Saved entries:
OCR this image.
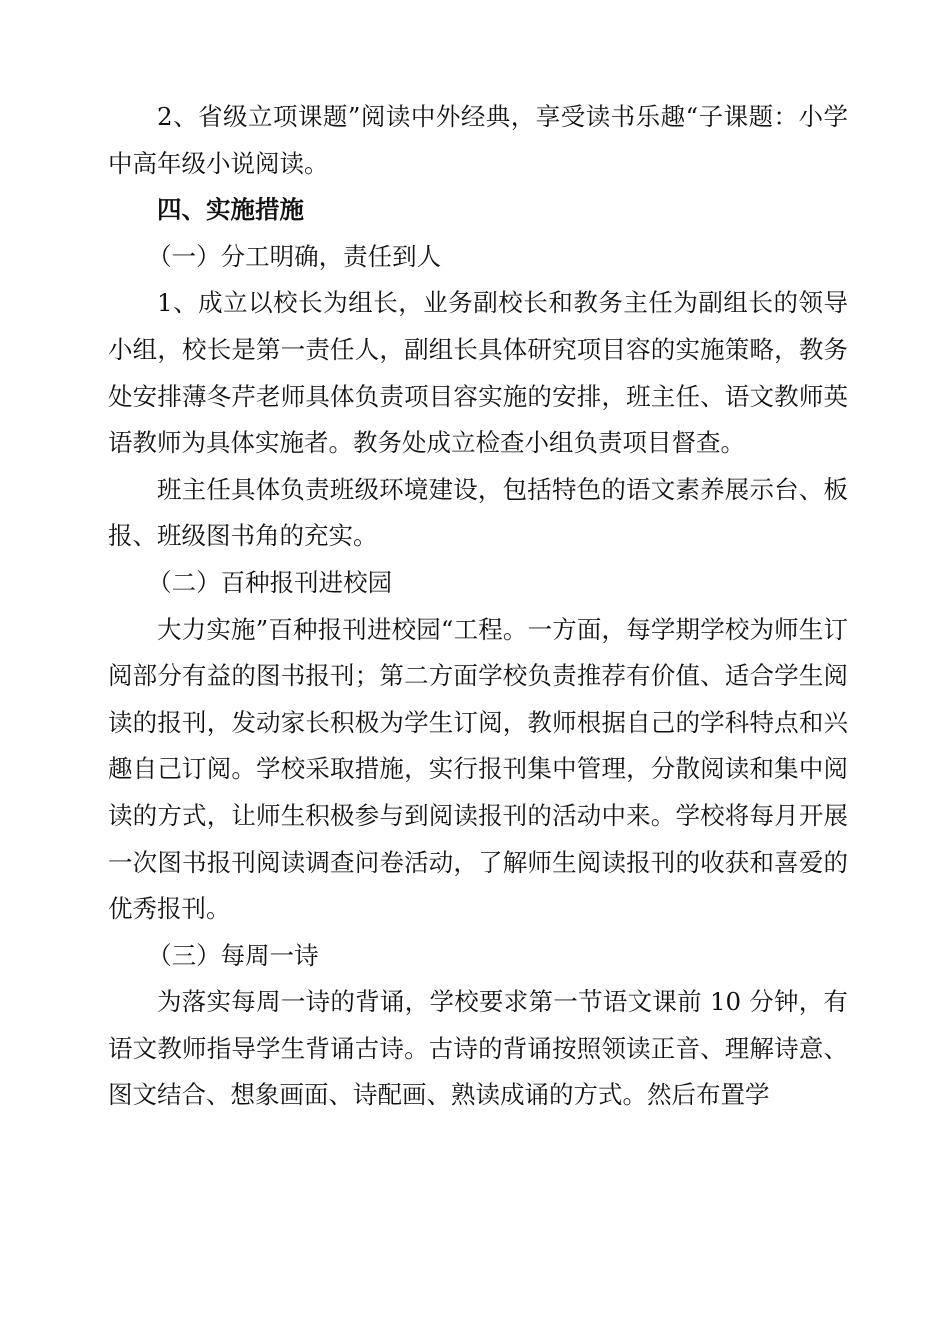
2、省级立项课题”阅读中外经典，享受读书乐趣“子课题：小学中高年级小说阅读。

四、实施措施

（一）分工明确，责任到人

1、成立以校长为组长，业务副校长和教务主任为副组长的领导小组，校长是第一责任人，副组长具体研究项目容的实施策略，教务处安排薄冬芹老师具体负责项目容实施的安排，班主任、语文教师英语教师为具体实施者。教务处成立检查小组负责项目督查。

班主任具体负责班级环境建设，包括特色的语文素养展示台、板报、班级图书角的充实。

（二）百种报刊进校园

大力实施”百种报刊进校园“工程。一方面，每学期学校为师生订阅部分有益的图书报刊；第二方面学校负责推荐有价值、适合学生阅读的报刊，发动家长积极为学生订阅，教师根据自己的学科特点和兴趣自己订阅。学校采取措施，实行报刊集中管理，分散阅读和集中阅读的方式，让师生积极参与到阅读报刊的活动中来。学校将每月开展一次图书报刊阅读调查问卷活动，了解师生阅读报刊的收获和喜爱的优秀报刊。

（三）每周一诗

为落实每周一诗的背诵，学校要求第一节语文课前 10 分钟，有语文教师指导学生背诵古诗。古诗的背诵按照领读正音、理解诗意、图文结合、想象画面、诗配画、熟读成诵的方式。然后布置学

*Prompt*: Restate each entry word for word, leaving out any pictures.

*Written solution*:
OCR this image.
2、省级立项课题”阅读中外经典，享受读书乐趣“子课题：小学中高年级小说阅读。

四、实施措施

（一）分工明确，责任到人

1、成立以校长为组长，业务副校长和教务主任为副组长的领导小组，校长是第一责任人，副组长具体研究项目容的实施策略，教务处安排薄冬芹老师具体负责项目容实施的安排，班主任、语文教师英语教师为具体实施者。教务处成立检查小组负责项目督查。

班主任具体负责班级环境建设，包括特色的语文素养展示台、板报、班级图书角的充实。

（二）百种报刊进校园

大力实施”百种报刊进校园“工程。一方面，每学期学校为师生订阅部分有益的图书报刊；第二方面学校负责推荐有价值、适合学生阅读的报刊，发动家长积极为学生订阅，教师根据自己的学科特点和兴趣自己订阅。学校采取措施，实行报刊集中管理，分散阅读和集中阅读的方式，让师生积极参与到阅读报刊的活动中来。学校将每月开展一次图书报刊阅读调查问卷活动，了解师生阅读报刊的收获和喜爱的优秀报刊。

（三）每周一诗

为落实每周一诗的背诵，学校要求第一节语文课前 10 分钟，有语文教师指导学生背诵古诗。古诗的背诵按照领读正音、理解诗意、图文结合、想象画面、诗配画、熟读成诵的方式。然后布置学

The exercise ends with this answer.